■ **Source data**
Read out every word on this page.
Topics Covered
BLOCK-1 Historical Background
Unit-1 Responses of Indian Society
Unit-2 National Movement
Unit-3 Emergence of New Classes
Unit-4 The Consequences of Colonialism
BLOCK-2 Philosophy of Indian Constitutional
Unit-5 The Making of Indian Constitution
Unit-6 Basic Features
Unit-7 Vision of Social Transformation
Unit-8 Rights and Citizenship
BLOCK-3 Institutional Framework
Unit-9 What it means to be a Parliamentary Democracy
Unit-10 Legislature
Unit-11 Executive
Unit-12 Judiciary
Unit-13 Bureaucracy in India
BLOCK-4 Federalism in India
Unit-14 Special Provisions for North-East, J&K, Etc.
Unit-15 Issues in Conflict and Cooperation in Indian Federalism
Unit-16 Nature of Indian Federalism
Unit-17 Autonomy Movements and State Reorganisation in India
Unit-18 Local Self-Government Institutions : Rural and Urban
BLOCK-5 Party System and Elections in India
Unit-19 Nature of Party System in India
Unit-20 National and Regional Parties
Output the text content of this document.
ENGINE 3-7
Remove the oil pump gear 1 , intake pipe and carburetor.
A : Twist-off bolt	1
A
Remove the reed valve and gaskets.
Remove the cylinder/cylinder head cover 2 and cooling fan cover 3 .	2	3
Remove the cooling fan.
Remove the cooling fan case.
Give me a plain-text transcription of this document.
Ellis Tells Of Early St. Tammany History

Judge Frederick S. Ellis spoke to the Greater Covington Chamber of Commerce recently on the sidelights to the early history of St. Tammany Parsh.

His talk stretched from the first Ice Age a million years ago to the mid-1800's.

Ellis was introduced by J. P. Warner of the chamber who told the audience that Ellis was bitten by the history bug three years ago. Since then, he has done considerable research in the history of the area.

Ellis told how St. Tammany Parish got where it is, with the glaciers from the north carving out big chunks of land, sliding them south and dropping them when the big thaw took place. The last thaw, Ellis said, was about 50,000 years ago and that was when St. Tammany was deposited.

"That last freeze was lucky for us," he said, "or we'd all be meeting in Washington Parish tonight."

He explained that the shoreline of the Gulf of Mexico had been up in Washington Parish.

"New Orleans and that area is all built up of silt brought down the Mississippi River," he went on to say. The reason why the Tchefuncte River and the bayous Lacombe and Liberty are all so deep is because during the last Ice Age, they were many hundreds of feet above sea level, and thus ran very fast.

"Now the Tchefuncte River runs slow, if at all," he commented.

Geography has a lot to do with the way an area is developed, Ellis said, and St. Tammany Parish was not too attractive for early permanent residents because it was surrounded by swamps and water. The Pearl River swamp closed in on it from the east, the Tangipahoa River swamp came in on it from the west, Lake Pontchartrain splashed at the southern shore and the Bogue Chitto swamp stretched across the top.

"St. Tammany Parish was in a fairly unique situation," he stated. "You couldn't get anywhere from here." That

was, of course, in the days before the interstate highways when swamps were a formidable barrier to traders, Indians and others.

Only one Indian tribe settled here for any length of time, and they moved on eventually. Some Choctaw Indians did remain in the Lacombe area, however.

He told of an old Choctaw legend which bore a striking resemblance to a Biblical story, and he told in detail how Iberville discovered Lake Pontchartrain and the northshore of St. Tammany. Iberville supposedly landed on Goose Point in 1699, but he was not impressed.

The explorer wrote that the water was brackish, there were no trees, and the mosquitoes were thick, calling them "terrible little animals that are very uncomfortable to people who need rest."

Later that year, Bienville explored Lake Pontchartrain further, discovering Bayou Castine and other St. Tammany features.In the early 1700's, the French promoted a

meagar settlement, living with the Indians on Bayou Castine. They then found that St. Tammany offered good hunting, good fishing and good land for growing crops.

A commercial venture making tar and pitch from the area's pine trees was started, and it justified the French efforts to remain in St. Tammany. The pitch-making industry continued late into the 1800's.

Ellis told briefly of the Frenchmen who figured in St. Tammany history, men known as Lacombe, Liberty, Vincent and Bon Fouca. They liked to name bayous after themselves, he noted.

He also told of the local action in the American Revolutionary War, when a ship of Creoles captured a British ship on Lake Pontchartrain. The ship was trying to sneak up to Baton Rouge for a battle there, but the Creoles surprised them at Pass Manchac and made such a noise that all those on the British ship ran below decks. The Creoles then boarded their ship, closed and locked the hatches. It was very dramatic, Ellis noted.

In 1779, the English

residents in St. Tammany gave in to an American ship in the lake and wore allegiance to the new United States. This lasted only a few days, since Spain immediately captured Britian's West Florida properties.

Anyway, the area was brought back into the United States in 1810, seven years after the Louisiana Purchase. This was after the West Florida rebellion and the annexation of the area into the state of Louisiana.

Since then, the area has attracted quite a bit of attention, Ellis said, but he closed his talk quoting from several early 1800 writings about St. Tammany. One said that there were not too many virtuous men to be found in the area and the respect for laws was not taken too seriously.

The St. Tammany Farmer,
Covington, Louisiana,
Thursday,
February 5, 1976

■ **Exercise details**
Write out every record shown above, word for word.

■ **Solution to this problem**
Read out every word on this page.
Topics Covered
BLOCK-1 Historical Background
Unit-1 Responses of Indian Society
Unit-2 National Movement
Unit-3 Emergence of New Classes
Unit-4 The Consequences of Colonialism
BLOCK-2 Philosophy of Indian Constitutional
Unit-5 The Making of Indian Constitution
Unit-6 Basic Features
Unit-7 Vision of Social Transformation
Unit-8 Rights and Citizenship
BLOCK-3 Institutional Framework
Unit-9 What it means to be a Parliamentary Democracy
Unit-10 Legislature
Unit-11 Executive
Unit-12 Judiciary
Unit-13 Bureaucracy in India
BLOCK-4 Federalism in India
Unit-14 Special Provisions for North-East, J&K, Etc.
Unit-15 Issues in Conflict and Cooperation in Indian Federalism
Unit-16 Nature of Indian Federalism
Unit-17 Autonomy Movements and State Reorganisation in India
Unit-18 Local Self-Government Institutions : Rural and Urban
BLOCK-5 Party System and Elections in India
Unit-19 Nature of Party System in India
Unit-20 National and Regional Parties
Output the text content of this document.
ENGINE 3-7
Remove the oil pump gear 1 , intake pipe and carburetor.
A : Twist-off bolt	1
A
Remove the reed valve and gaskets.
Remove the cylinder/cylinder head cover 2 and cooling fan cover 3 .	2	3
Remove the cooling fan.
Remove the cooling fan case.
Give me a plain-text transcription of this document.
Ellis Tells Of Early St. Tammany History

Judge Frederick S. Ellis spoke to the Greater Covington Chamber of Commerce recently on the sidelights to the early history of St. Tammany Parsh.

His talk stretched from the first Ice Age a million years ago to the mid-1800's.

Ellis was introduced by J. P. Warner of the chamber who told the audience that Ellis was bitten by the history bug three years ago. Since then, he has done considerable research in the history of the area.

Ellis told how St. Tammany Parish got where it is, with the glaciers from the north carving out big chunks of land, sliding them south and dropping them when the big thaw took place. The last thaw, Ellis said, was about 50,000 years ago and that was when St. Tammany was deposited.

"That last freeze was lucky for us," he said, "or we'd all be meeting in Washington Parish tonight."

He explained that the shoreline of the Gulf of Mexico had been up in Washington Parish.

"New Orleans and that area is all built up of silt brought down the Mississippi River," he went on to say. The reason why the Tchefuncte River and the bayous Lacombe and Liberty are all so deep is because during the last Ice Age, they were many hundreds of feet above sea level, and thus ran very fast.

"Now the Tchefuncte River runs slow, if at all," he commented.

Geography has a lot to do with the way an area is developed, Ellis said, and St. Tammany Parish was not too attractive for early permanent residents because it was surrounded by swamps and water. The Pearl River swamp closed in on it from the east, the Tangipahoa River swamp came in on it from the west, Lake Pontchartrain splashed at the southern shore and the Bogue Chitto swamp stretched across the top.

"St. Tammany Parish was in a fairly unique situation," he stated. "You couldn't get anywhere from here." That

was, of course, in the days before the interstate highways when swamps were a formidable barrier to traders, Indians and others.

Only one Indian tribe settled here for any length of time, and they moved on eventually. Some Choctaw Indians did remain in the Lacombe area, however.

He told of an old Choctaw legend which bore a striking resemblance to a Biblical story, and he told in detail how Iberville discovered Lake Pontchartrain and the northshore of St. Tammany. Iberville supposedly landed on Goose Point in 1699, but he was not impressed.

The explorer wrote that the water was brackish, there were no trees, and the mosquitoes were thick, calling them "terrible little animals that are very uncomfortable to people who need rest."

Later that year, Bienville explored Lake Pontchartrain further, discovering Bayou Castine and other St. Tammany features.In the early 1700's, the French promoted a

meagar settlement, living with the Indians on Bayou Castine. They then found that St. Tammany offered good hunting, good fishing and good land for growing crops.

A commercial venture making tar and pitch from the area's pine trees was started, and it justified the French efforts to remain in St. Tammany. The pitch-making industry continued late into the 1800's.

Ellis told briefly of the Frenchmen who figured in St. Tammany history, men known as Lacombe, Liberty, Vincent and Bon Fouca. They liked to name bayous after themselves, he noted.

He also told of the local action in the American Revolutionary War, when a ship of Creoles captured a British ship on Lake Pontchartrain. The ship was trying to sneak up to Baton Rouge for a battle there, but the Creoles surprised them at Pass Manchac and made such a noise that all those on the British ship ran below decks. The Creoles then boarded their ship, closed and locked the hatches. It was very dramatic, Ellis noted.

In 1779, the English

residents in St. Tammany gave in to an American ship in the lake and wore allegiance to the new United States. This lasted only a few days, since Spain immediately captured Britian's West Florida properties.

Anyway, the area was brought back into the United States in 1810, seven years after the Louisiana Purchase. This was after the West Florida rebellion and the annexation of the area into the state of Louisiana.

Since then, the area has attracted quite a bit of attention, Ellis said, but he closed his talk quoting from several early 1800 writings about St. Tammany. One said that there were not too many virtuous men to be found in the area and the respect for laws was not taken too seriously.

The St. Tammany Farmer,
Covington, Louisiana,
Thursday,
February 5, 1976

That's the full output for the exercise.